WHAT THE EXERCISE ASKS: Report, as a bare number, how many lines in the data contain "just".

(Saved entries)
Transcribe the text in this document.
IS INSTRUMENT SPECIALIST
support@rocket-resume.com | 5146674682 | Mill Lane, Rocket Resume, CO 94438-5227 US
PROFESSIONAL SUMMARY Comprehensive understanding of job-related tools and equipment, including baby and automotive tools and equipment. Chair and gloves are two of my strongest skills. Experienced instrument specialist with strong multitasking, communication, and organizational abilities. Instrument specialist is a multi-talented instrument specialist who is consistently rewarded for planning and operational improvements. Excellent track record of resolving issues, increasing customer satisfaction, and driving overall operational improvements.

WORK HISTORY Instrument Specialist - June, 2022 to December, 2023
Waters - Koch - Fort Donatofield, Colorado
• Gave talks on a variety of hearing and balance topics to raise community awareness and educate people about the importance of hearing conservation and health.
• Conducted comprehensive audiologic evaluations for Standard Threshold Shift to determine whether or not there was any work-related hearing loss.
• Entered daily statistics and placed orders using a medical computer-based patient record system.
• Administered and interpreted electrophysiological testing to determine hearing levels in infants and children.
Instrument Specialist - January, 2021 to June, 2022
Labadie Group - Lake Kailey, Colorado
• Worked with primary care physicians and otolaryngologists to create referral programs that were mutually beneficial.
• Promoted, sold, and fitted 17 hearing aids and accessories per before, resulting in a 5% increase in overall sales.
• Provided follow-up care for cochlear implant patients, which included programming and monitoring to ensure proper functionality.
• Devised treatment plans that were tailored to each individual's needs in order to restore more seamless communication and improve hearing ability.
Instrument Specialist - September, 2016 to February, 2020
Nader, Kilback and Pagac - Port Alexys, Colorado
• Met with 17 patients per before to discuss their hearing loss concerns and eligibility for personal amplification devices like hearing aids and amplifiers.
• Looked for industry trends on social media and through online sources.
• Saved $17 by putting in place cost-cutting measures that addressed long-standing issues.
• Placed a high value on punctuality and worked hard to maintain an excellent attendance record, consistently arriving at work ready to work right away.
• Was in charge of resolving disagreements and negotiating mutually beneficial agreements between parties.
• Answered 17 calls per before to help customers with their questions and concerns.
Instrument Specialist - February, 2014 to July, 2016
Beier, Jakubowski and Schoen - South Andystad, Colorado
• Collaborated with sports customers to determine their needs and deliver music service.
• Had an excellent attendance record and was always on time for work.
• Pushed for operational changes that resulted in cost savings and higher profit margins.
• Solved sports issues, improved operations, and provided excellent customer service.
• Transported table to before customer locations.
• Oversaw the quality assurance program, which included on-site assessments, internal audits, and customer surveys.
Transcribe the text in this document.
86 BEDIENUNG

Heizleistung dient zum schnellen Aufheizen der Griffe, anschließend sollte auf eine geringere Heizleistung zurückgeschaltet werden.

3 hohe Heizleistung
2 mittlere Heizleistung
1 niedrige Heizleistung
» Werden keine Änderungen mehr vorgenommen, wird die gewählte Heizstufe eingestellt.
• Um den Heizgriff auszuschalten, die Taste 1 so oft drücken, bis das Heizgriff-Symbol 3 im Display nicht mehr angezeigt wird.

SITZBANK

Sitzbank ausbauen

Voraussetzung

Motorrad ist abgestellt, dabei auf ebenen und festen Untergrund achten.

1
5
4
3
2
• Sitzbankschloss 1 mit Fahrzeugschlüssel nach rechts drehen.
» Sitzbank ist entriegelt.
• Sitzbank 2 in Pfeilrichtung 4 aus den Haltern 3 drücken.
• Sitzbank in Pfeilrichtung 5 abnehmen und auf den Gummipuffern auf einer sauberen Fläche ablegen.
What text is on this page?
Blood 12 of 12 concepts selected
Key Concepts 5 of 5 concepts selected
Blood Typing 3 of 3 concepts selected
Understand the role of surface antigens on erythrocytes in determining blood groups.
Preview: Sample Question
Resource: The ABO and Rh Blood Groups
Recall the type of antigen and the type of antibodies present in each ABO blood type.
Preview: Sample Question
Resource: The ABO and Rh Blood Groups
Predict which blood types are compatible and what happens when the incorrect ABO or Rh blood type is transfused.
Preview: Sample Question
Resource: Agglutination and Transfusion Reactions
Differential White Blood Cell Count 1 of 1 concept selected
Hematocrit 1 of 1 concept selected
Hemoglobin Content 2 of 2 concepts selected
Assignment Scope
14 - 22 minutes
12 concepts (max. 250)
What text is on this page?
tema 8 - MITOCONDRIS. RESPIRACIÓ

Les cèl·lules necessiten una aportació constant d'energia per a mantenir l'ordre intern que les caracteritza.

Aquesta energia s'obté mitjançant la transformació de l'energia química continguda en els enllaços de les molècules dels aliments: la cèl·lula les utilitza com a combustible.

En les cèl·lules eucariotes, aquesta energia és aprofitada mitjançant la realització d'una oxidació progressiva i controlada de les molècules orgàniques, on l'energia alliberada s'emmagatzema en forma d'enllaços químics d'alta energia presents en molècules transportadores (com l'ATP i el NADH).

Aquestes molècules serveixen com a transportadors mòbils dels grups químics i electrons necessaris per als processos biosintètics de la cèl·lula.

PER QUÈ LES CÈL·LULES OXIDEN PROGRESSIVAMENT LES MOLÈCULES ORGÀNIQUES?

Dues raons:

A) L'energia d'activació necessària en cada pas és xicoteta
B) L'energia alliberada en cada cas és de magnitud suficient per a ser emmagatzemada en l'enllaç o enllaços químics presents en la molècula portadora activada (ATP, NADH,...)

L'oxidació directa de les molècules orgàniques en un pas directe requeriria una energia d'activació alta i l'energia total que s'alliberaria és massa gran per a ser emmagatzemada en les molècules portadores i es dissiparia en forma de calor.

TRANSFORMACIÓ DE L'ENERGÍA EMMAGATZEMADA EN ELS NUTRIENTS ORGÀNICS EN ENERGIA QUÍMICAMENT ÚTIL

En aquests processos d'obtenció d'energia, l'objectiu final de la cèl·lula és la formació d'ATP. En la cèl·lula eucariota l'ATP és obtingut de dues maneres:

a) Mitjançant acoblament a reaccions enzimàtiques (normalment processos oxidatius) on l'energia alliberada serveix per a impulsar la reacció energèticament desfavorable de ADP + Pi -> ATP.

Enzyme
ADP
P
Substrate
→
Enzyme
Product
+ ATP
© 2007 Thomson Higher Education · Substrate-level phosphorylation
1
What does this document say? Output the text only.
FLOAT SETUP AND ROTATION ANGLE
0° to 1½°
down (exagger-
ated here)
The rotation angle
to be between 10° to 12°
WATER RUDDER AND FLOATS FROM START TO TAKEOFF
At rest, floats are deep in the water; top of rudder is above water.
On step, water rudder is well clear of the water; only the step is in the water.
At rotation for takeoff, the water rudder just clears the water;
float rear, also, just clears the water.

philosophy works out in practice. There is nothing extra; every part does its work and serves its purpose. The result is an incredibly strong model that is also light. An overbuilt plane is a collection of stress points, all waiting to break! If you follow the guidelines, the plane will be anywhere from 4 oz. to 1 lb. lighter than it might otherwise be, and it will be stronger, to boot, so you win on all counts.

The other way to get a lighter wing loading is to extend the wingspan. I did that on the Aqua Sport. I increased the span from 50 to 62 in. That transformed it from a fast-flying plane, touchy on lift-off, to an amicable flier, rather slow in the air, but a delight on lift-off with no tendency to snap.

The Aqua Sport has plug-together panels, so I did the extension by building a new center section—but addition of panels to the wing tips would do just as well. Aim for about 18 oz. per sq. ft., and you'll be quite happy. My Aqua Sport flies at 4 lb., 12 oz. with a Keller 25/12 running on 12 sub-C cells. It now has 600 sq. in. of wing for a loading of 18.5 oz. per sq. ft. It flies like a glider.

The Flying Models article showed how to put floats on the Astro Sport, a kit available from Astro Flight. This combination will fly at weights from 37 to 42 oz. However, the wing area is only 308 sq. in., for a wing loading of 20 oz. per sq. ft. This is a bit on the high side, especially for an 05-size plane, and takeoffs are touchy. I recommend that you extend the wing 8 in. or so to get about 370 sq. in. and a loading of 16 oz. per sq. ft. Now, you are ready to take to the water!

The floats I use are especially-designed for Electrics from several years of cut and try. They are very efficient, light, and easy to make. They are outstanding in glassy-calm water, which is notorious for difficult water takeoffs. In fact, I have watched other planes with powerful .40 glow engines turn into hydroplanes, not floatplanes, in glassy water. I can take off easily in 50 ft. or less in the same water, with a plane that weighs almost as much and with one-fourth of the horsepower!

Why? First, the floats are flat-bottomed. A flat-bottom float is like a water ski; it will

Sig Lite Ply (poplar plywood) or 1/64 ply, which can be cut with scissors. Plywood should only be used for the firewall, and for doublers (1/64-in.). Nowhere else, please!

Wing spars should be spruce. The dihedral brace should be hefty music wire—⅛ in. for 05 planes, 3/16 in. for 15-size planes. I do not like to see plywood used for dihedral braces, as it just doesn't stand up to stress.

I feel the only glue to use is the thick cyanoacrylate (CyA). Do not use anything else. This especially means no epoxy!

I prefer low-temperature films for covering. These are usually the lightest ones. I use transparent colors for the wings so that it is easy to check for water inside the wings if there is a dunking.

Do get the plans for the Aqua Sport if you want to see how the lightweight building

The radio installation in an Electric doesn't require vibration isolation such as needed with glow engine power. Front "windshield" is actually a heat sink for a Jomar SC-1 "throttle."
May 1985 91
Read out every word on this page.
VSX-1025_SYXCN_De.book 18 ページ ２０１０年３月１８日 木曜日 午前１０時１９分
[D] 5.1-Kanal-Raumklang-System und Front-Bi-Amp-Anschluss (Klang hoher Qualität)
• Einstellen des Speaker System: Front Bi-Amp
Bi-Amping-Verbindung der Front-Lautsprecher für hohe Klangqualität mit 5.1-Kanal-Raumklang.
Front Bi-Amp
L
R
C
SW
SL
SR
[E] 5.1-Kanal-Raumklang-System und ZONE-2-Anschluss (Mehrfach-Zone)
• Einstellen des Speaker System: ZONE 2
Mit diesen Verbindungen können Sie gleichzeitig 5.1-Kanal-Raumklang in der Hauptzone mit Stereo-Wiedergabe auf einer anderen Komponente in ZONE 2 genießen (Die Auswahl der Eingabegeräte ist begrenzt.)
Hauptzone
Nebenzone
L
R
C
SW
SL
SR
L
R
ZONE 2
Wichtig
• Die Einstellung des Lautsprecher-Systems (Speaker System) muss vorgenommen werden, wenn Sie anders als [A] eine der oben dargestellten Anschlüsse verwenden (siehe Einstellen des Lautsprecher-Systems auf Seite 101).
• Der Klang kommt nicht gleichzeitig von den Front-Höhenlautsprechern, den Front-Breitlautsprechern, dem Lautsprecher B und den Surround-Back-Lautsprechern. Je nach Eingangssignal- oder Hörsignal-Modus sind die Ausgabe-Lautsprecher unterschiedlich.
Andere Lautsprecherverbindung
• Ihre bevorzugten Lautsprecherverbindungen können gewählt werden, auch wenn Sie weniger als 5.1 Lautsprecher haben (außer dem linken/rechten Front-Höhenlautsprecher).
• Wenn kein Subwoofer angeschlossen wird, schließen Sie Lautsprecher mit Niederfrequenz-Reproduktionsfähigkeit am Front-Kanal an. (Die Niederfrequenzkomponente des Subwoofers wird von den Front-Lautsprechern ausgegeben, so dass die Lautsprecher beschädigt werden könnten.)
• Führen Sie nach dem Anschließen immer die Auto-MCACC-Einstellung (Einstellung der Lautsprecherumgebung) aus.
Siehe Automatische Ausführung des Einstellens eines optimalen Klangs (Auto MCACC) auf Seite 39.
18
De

SOLUTION BELOW: 4